▸ Exercise task
Retype all of the data exactly as given.

-- START Records provided --

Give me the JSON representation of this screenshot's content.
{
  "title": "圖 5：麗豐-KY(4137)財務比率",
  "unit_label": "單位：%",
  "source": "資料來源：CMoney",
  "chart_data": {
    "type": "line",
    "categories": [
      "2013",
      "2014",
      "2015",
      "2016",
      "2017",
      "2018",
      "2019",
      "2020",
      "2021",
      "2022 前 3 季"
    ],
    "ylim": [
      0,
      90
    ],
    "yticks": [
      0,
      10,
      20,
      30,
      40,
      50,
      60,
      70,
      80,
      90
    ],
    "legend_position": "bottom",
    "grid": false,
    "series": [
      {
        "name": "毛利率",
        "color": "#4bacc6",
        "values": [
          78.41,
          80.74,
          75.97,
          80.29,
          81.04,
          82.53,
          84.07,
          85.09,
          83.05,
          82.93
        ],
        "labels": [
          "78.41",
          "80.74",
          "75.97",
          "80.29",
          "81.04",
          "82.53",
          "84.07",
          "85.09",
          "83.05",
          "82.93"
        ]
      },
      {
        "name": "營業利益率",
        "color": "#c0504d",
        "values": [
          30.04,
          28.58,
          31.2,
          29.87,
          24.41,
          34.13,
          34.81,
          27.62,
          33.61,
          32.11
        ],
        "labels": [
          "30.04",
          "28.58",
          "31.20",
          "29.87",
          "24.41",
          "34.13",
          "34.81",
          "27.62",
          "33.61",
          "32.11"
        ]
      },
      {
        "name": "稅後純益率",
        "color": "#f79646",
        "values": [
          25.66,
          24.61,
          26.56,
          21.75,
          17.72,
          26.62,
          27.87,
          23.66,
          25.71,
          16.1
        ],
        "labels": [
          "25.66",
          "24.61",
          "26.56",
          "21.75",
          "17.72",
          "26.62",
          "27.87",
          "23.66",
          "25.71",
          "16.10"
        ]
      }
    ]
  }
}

-- END Records provided --

▸ Solution
Give me the JSON representation of this screenshot's content.
{
  "title": "圖 5：麗豐-KY(4137)財務比率",
  "unit_label": "單位：%",
  "source": "資料來源：CMoney",
  "chart_data": {
    "type": "line",
    "categories": [
      "2013",
      "2014",
      "2015",
      "2016",
      "2017",
      "2018",
      "2019",
      "2020",
      "2021",
      "2022 前 3 季"
    ],
    "ylim": [
      0,
      90
    ],
    "yticks": [
      0,
      10,
      20,
      30,
      40,
      50,
      60,
      70,
      80,
      90
    ],
    "legend_position": "bottom",
    "grid": false,
    "series": [
      {
        "name": "毛利率",
        "color": "#4bacc6",
        "values": [
          78.41,
          80.74,
          75.97,
          80.29,
          81.04,
          82.53,
          84.07,
          85.09,
          83.05,
          82.93
        ],
        "labels": [
          "78.41",
          "80.74",
          "75.97",
          "80.29",
          "81.04",
          "82.53",
          "84.07",
          "85.09",
          "83.05",
          "82.93"
        ]
      },
      {
        "name": "營業利益率",
        "color": "#c0504d",
        "values": [
          30.04,
          28.58,
          31.2,
          29.87,
          24.41,
          34.13,
          34.81,
          27.62,
          33.61,
          32.11
        ],
        "labels": [
          "30.04",
          "28.58",
          "31.20",
          "29.87",
          "24.41",
          "34.13",
          "34.81",
          "27.62",
          "33.61",
          "32.11"
        ]
      },
      {
        "name": "稅後純益率",
        "color": "#f79646",
        "values": [
          25.66,
          24.61,
          26.56,
          21.75,
          17.72,
          26.62,
          27.87,
          23.66,
          25.71,
          16.1
        ],
        "labels": [
          "25.66",
          "24.61",
          "26.56",
          "21.75",
          "17.72",
          "26.62",
          "27.87",
          "23.66",
          "25.71",
          "16.10"
        ]
      }
    ]
  }
}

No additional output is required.